AIM:
In the comic critique, what does the commenter say would have been more appropriate for the first strip than the attempt at perspective?
** Start of DOCUMENT SECTION **
Aww, why not? I've had many an enjoyable evening with a spirited debate over the politics of lame internet slang jokes.

Mediocre artwork, not funny... Well, I got a grin out of the elephant. But, since I don't want to just be an ass, let's see... What I notice more than anything about the art is how bland it is. For the first strip, I think a side view would have been more appropriate than your failed attempt at perspective. But if you want to do it, try actually utilizing vanishing points and such when you draw. You'll get out of your comic what you put into it, and it really doesn't look like much has been put into it with these strips. The backgrounds in the WWII strip are more interesting, but altogether, it still displays the same overall blandness and lack of artistic care. Look around at other comic artists, see what they do, notice what exactly makes their comics interesting and desirable to read. Basically, work with what they do until you can put together something in your own style that still incorporates what you've learned from your observations. Good writing can overshadow poor artwork, but good artwork will make a comic that much more engaging.
** End of DOCUMENT SECTION **
** Start of MATERIAL SUPPLIED **
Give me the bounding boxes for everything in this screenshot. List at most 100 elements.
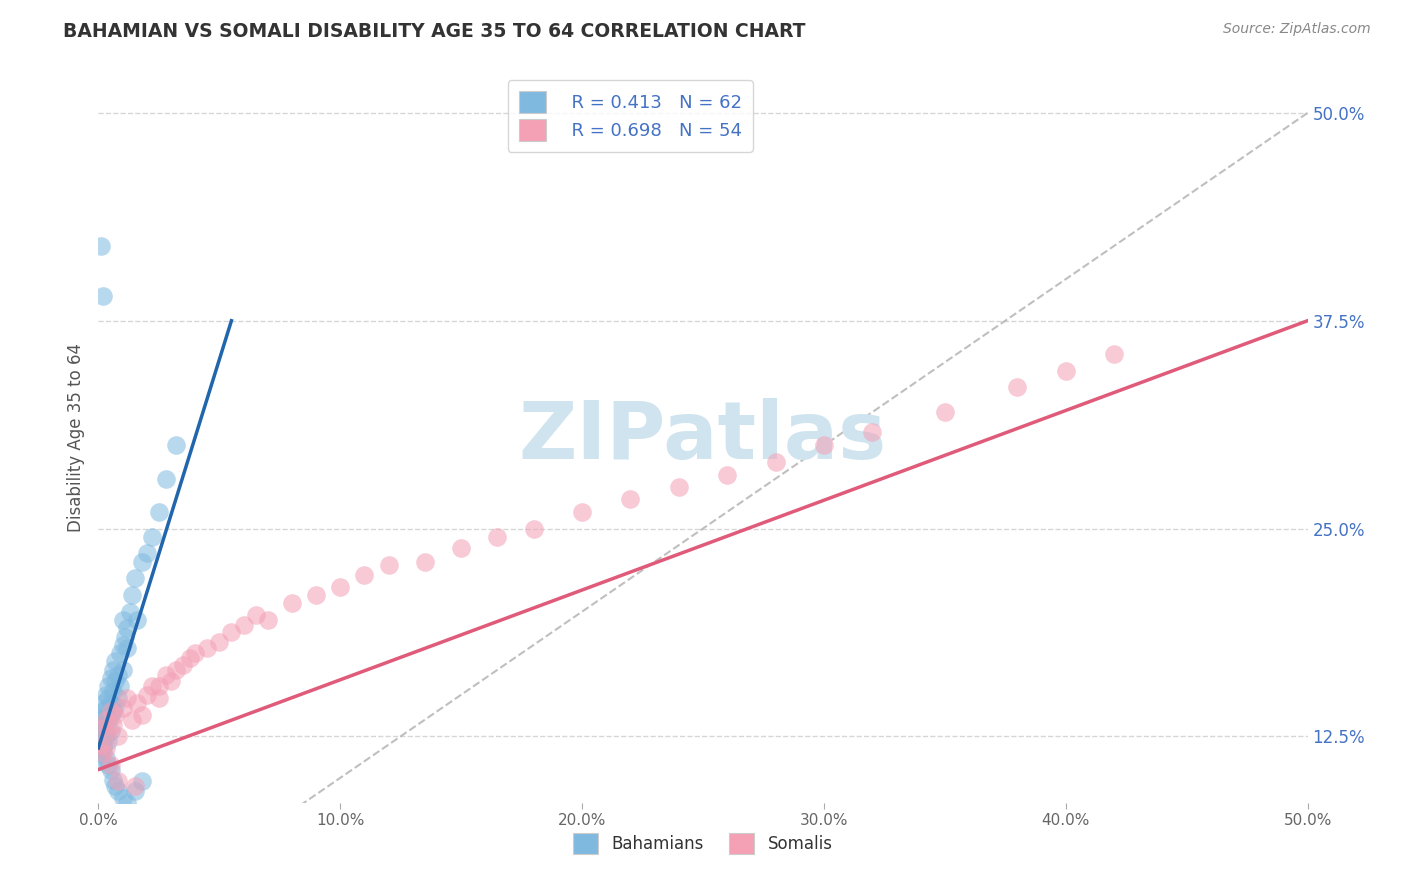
** End of MATERIAL SUPPLIED **
** Start of MATERIAL SUPPLIED **
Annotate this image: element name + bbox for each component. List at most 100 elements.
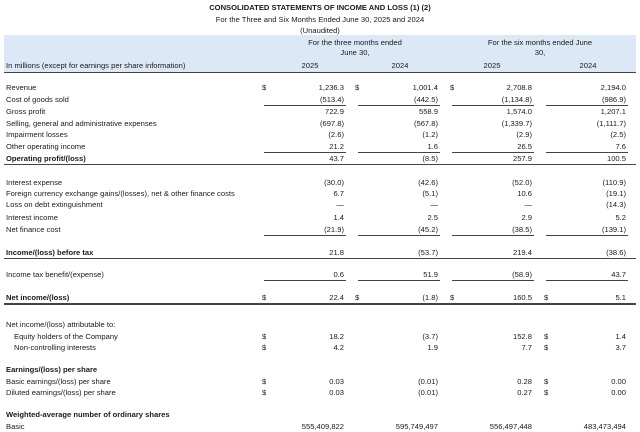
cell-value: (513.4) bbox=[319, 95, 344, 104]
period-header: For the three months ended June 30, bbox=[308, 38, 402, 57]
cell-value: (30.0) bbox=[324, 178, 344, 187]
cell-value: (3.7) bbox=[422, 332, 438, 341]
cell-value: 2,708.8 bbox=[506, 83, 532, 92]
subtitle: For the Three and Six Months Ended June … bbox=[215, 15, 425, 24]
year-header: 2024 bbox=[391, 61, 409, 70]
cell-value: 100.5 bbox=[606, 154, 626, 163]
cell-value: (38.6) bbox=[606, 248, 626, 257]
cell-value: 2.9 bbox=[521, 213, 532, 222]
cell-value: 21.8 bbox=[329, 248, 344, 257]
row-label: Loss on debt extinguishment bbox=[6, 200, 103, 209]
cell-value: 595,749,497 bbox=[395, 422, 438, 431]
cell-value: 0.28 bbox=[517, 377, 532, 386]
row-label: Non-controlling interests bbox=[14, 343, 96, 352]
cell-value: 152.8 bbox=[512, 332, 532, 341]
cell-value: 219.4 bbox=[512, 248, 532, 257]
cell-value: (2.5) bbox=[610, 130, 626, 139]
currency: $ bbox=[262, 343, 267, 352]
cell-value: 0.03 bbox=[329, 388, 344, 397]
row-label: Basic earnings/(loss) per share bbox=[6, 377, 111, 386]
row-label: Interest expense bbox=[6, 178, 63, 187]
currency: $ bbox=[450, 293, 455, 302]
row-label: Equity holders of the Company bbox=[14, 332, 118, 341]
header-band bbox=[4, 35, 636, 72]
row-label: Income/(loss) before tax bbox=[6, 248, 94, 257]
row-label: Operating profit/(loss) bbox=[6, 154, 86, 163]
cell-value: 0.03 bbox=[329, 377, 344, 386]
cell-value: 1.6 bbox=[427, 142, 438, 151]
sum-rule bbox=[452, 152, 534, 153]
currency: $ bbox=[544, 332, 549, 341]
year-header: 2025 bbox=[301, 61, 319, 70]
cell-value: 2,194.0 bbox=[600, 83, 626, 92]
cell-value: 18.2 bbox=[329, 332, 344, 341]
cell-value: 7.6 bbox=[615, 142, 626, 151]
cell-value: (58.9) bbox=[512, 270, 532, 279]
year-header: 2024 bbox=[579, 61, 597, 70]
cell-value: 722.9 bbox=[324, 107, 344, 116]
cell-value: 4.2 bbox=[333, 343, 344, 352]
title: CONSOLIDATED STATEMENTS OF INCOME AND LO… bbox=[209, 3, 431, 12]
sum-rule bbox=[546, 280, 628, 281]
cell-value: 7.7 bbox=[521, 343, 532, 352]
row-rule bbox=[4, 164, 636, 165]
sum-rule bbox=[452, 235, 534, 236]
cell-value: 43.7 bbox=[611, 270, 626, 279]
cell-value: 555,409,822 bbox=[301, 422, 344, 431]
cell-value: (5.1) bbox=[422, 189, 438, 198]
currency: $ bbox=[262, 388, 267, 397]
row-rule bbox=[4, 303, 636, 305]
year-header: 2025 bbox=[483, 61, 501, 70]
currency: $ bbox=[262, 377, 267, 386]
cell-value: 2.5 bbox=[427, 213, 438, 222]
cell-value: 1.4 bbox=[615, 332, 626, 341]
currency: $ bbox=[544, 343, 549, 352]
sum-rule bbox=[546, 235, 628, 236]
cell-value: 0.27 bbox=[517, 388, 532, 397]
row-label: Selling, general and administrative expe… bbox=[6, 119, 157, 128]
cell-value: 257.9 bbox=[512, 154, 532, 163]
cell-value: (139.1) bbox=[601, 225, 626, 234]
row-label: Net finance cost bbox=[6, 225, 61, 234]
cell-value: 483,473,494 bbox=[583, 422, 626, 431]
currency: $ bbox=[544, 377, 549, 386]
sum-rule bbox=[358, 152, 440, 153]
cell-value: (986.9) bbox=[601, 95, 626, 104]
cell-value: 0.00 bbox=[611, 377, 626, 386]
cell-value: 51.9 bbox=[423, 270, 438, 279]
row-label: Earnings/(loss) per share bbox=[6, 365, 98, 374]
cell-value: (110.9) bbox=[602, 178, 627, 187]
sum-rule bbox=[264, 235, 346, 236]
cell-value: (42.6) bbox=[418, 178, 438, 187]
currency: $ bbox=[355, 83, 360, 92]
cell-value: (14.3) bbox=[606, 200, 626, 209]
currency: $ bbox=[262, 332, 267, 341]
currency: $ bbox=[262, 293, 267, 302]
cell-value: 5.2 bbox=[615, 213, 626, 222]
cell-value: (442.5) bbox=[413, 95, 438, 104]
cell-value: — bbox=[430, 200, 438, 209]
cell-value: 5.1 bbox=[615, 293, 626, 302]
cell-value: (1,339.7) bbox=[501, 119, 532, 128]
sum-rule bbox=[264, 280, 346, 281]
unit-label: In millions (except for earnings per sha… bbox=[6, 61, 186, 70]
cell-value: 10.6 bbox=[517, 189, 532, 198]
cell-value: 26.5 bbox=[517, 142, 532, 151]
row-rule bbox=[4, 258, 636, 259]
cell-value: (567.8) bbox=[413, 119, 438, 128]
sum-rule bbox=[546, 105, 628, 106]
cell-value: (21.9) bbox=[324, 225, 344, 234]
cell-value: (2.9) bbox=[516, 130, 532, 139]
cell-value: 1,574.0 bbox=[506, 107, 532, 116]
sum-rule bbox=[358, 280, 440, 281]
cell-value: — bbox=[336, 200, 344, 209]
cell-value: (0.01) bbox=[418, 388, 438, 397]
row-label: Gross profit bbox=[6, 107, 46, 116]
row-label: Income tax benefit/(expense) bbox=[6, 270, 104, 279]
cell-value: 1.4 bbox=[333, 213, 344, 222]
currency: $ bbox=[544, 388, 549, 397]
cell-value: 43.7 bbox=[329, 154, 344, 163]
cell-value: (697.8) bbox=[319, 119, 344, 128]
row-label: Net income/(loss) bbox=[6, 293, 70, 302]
** End of MATERIAL SUPPLIED **
SOLUTION TO THIS TASK:
A side view.